Direction
Work out how many lines in the data hold the word "Pancreatis", and reply with that number only.

········

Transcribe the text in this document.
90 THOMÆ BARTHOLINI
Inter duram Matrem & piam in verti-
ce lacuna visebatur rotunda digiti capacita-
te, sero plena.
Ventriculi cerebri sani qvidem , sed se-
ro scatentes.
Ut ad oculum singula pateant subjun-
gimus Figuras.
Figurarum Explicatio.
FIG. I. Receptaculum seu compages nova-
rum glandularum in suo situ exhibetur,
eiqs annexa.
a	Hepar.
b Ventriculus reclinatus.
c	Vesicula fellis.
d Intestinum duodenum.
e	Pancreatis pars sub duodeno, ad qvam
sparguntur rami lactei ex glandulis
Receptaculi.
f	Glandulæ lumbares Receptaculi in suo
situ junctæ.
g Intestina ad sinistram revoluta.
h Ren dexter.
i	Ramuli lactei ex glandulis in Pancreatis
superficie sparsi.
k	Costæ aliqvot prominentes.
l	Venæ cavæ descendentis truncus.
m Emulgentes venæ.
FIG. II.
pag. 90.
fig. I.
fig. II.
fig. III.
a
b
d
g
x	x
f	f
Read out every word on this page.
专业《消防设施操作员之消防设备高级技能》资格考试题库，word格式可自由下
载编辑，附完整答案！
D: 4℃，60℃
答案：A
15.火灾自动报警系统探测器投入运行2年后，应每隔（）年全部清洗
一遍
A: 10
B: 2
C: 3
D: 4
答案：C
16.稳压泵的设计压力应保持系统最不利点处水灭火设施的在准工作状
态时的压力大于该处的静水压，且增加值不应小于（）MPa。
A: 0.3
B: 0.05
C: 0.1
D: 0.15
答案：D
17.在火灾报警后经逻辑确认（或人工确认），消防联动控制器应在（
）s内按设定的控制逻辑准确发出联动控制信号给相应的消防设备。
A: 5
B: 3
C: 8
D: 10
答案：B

········

Written answer
2